Directive - The material below should be written out in full and exactly; pictures stay out of the copy.
=== Records shown ===
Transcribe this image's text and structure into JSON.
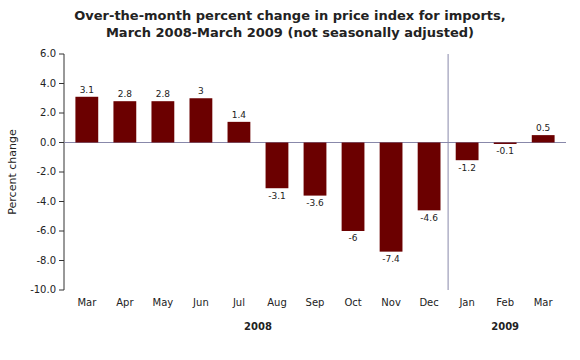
{
  "chart_data": {
    "type": "bar",
    "title": "Over-the-month percent change in price index for imports,\nMarch 2008-March 2009 (not seasonally adjusted)",
    "ylabel": "Percent change",
    "categories": [
      "Mar",
      "Apr",
      "May",
      "Jun",
      "Jul",
      "Aug",
      "Sep",
      "Oct",
      "Nov",
      "Dec",
      "Jan",
      "Feb",
      "Mar"
    ],
    "values": [
      3.1,
      2.8,
      2.8,
      3.0,
      1.4,
      -3.1,
      -3.6,
      -6.0,
      -7.4,
      -4.6,
      -1.2,
      -0.1,
      0.5
    ],
    "color": "#6B0000",
    "ylim": [
      -10.0,
      6.0
    ],
    "yticks": [
      {
        "value": -10.0,
        "label": "-10.0"
      },
      {
        "value": -8.0,
        "label": "-8.0"
      },
      {
        "value": -6.0,
        "label": "-6.0"
      },
      {
        "value": -4.0,
        "label": "-4.0"
      },
      {
        "value": -2.0,
        "label": "-2.0"
      },
      {
        "value": 0.0,
        "label": "0.0"
      },
      {
        "value": 2.0,
        "label": "2.0"
      },
      {
        "value": 4.0,
        "label": "4.0"
      },
      {
        "value": 6.0,
        "label": "6.0"
      }
    ],
    "annotations": [
      {
        "text": "2008",
        "from": 0,
        "to": 9
      },
      {
        "text": "2009",
        "from": 10,
        "to": 12
      }
    ],
    "data_labels": true,
    "grid": false
  }
}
===
Exercise result -
Transcribe this image's text and structure into JSON.
{
  "chart_data": {
    "type": "bar",
    "title": "Over-the-month percent change in price index for imports,\nMarch 2008-March 2009 (not seasonally adjusted)",
    "ylabel": "Percent change",
    "categories": [
      "Mar",
      "Apr",
      "May",
      "Jun",
      "Jul",
      "Aug",
      "Sep",
      "Oct",
      "Nov",
      "Dec",
      "Jan",
      "Feb",
      "Mar"
    ],
    "values": [
      3.1,
      2.8,
      2.8,
      3.0,
      1.4,
      -3.1,
      -3.6,
      -6.0,
      -7.4,
      -4.6,
      -1.2,
      -0.1,
      0.5
    ],
    "color": "#6B0000",
    "ylim": [
      -10.0,
      6.0
    ],
    "yticks": [
      {
        "value": -10.0,
        "label": "-10.0"
      },
      {
        "value": -8.0,
        "label": "-8.0"
      },
      {
        "value": -6.0,
        "label": "-6.0"
      },
      {
        "value": -4.0,
        "label": "-4.0"
      },
      {
        "value": -2.0,
        "label": "-2.0"
      },
      {
        "value": 0.0,
        "label": "0.0"
      },
      {
        "value": 2.0,
        "label": "2.0"
      },
      {
        "value": 4.0,
        "label": "4.0"
      },
      {
        "value": 6.0,
        "label": "6.0"
      }
    ],
    "annotations": [
      {
        "text": "2008",
        "from": 0,
        "to": 9
      },
      {
        "text": "2009",
        "from": 10,
        "to": 12
      }
    ],
    "data_labels": true,
    "grid": false
  }
}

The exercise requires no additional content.